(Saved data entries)
++++++++
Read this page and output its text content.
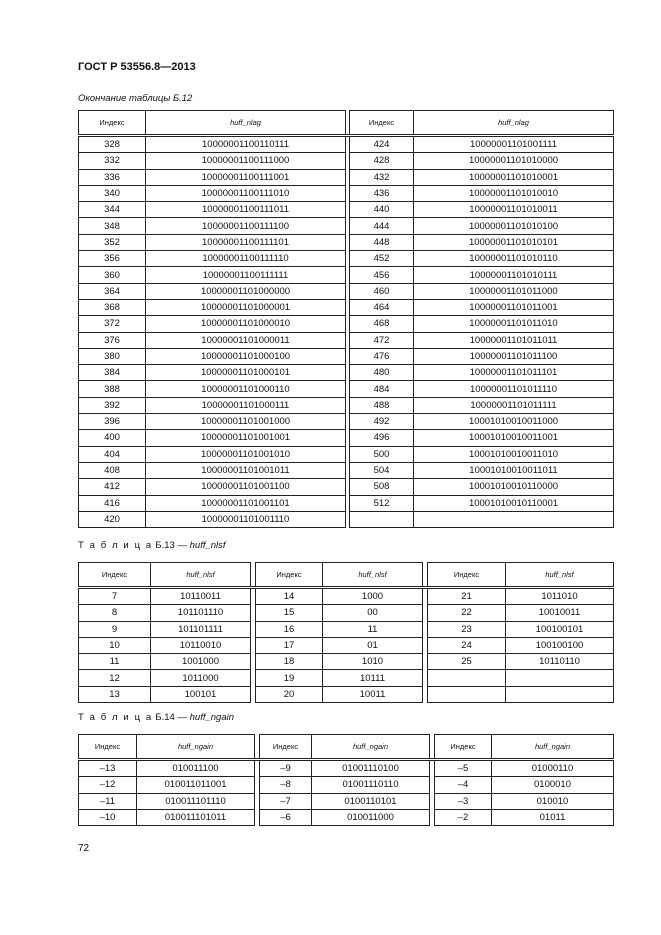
ГОСТ Р 53556.8—2013
Окончание таблицы Б.12
Индекс	huff_nlag		Индекс	huff_nlag
328	10000001100110111		424	10000001101001111
332	10000001100111000		428	10000001101010000
336	10000001100111001		432	10000001101010001
340	10000001100111010		436	10000001101010010
344	10000001100111011		440	10000001101010011
348	10000001100111100		444	10000001101010100
352	10000001100111101		448	10000001101010101
356	10000001100111110		452	10000001101010110
360	10000001100111111		456	10000001101010111
364	10000001101000000		460	10000001101011000
368	10000001101000001		464	10000001101011001
372	10000001101000010		468	10000001101011010
376	10000001101000011		472	10000001101011011
380	10000001101000100		476	10000001101011100
384	10000001101000101		480	10000001101011101
388	10000001101000110		484	10000001101011110
392	10000001101000111		488	10000001101011111
396	10000001101001000		492	10001010010011000
400	10000001101001001		496	10001010010011001
404	10000001101001010		500	10001010010011010
408	10000001101001011		504	10001010010011011
412	10000001101001100		508	10001010010110000
416	10000001101001101		512	10001010010110001
420	10000001101001110			
Т а б л и ц а Б.13 — huff_nlsf
Индекс	huff_nlsf		Индекс	huff_nlsf		Индекс	huff_nlsf
7	10110011		14	1000		21	1011010
8	101101110		15	00		22	10010011
9	101101111		16	11		23	100100101
10	10110010		17	01		24	100100100
11	1001000		18	1010		25	10110110
12	1011000		19	10111			
13	100101		20	10011			
Т а б л и ц а Б.14 — huff_ngain
Индекс	huff_ngain		Индекс	huff_ngain		Индекс	huff_ngain
–13	010011100		–9	01001110100		–5	01000110
–12	010011011001		–8	01001110110		–4	0100010
–11	010011101110		–7	0100110101		–3	010010
–10	010011101011		–6	010011000		–2	01011
72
++++++++
• _STATED TASK_
Write the records above out again exactly, with no pictures in your copy.

• _EXERCISE RESPONSE_
Read this page and output its text content.
ГОСТ Р 53556.8—2013
Окончание таблицы Б.12
Индекс	huff_nlag		Индекс	huff_nlag
328	10000001100110111		424	10000001101001111
332	10000001100111000		428	10000001101010000
336	10000001100111001		432	10000001101010001
340	10000001100111010		436	10000001101010010
344	10000001100111011		440	10000001101010011
348	10000001100111100		444	10000001101010100
352	10000001100111101		448	10000001101010101
356	10000001100111110		452	10000001101010110
360	10000001100111111		456	10000001101010111
364	10000001101000000		460	10000001101011000
368	10000001101000001		464	10000001101011001
372	10000001101000010		468	10000001101011010
376	10000001101000011		472	10000001101011011
380	10000001101000100		476	10000001101011100
384	10000001101000101		480	10000001101011101
388	10000001101000110		484	10000001101011110
392	10000001101000111		488	10000001101011111
396	10000001101001000		492	10001010010011000
400	10000001101001001		496	10001010010011001
404	10000001101001010		500	10001010010011010
408	10000001101001011		504	10001010010011011
412	10000001101001100		508	10001010010110000
416	10000001101001101		512	10001010010110001
420	10000001101001110			
Т а б л и ц а Б.13 — huff_nlsf
Индекс	huff_nlsf		Индекс	huff_nlsf		Индекс	huff_nlsf
7	10110011		14	1000		21	1011010
8	101101110		15	00		22	10010011
9	101101111		16	11		23	100100101
10	10110010		17	01		24	100100100
11	1001000		18	1010		25	10110110
12	1011000		19	10111			
13	100101		20	10011			
Т а б л и ц а Б.14 — huff_ngain
Индекс	huff_ngain		Индекс	huff_ngain		Индекс	huff_ngain
–13	010011100		–9	01001110100		–5	01000110
–12	010011011001		–8	01001110110		–4	0100010
–11	010011101110		–7	0100110101		–3	010010
–10	010011101011		–6	010011000		–2	01011
72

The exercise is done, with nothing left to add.